Short task: Exactly repeat the material, dropping only the pictures.

Stored entries:
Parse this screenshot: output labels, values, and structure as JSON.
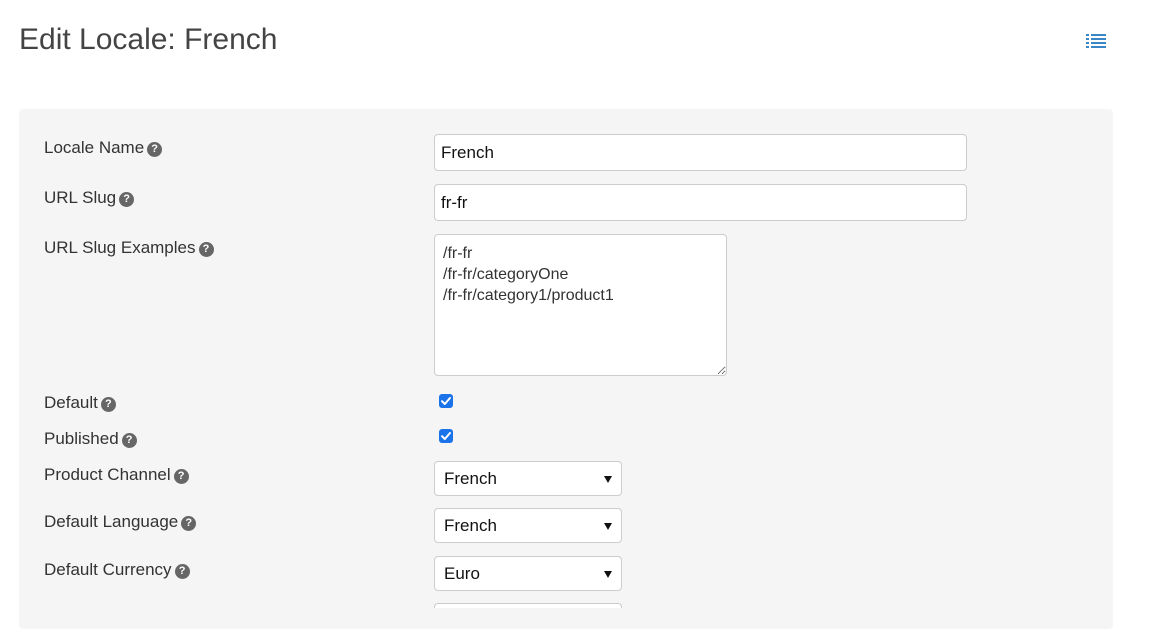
{
  "page": {
    "title": "Edit Locale: French"
  },
  "header": {
    "list_icon": "list-icon"
  },
  "form": {
    "locale_name": {
      "label": "Locale Name",
      "value": "French"
    },
    "url_slug": {
      "label": "URL Slug",
      "value": "fr-fr"
    },
    "url_slug_examples": {
      "label": "URL Slug Examples",
      "value": "/fr-fr\n/fr-fr/categoryOne\n/fr-fr/category1/product1"
    },
    "default": {
      "label": "Default",
      "checked": true
    },
    "published": {
      "label": "Published",
      "checked": true
    },
    "product_channel": {
      "label": "Product Channel",
      "value": "French"
    },
    "default_language": {
      "label": "Default Language",
      "value": "French"
    },
    "default_currency": {
      "label": "Default Currency",
      "value": "Euro"
    },
    "help_glyph": "?"
  },
  "colors": {
    "accent": "#1a73e8",
    "list_icon": "#3a87c8",
    "panel_bg": "#f5f5f5",
    "help_icon": "#666666"
  }
}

Task output:
Parse this screenshot: output labels, values, and structure as JSON.
{
  "page": {
    "title": "Edit Locale: French"
  },
  "header": {
    "list_icon": "list-icon"
  },
  "form": {
    "locale_name": {
      "label": "Locale Name",
      "value": "French"
    },
    "url_slug": {
      "label": "URL Slug",
      "value": "fr-fr"
    },
    "url_slug_examples": {
      "label": "URL Slug Examples",
      "value": "/fr-fr\n/fr-fr/categoryOne\n/fr-fr/category1/product1"
    },
    "default": {
      "label": "Default",
      "checked": true
    },
    "published": {
      "label": "Published",
      "checked": true
    },
    "product_channel": {
      "label": "Product Channel",
      "value": "French"
    },
    "default_language": {
      "label": "Default Language",
      "value": "French"
    },
    "default_currency": {
      "label": "Default Currency",
      "value": "Euro"
    },
    "help_glyph": "?"
  },
  "colors": {
    "accent": "#1a73e8",
    "list_icon": "#3a87c8",
    "panel_bg": "#f5f5f5",
    "help_icon": "#666666"
  }
}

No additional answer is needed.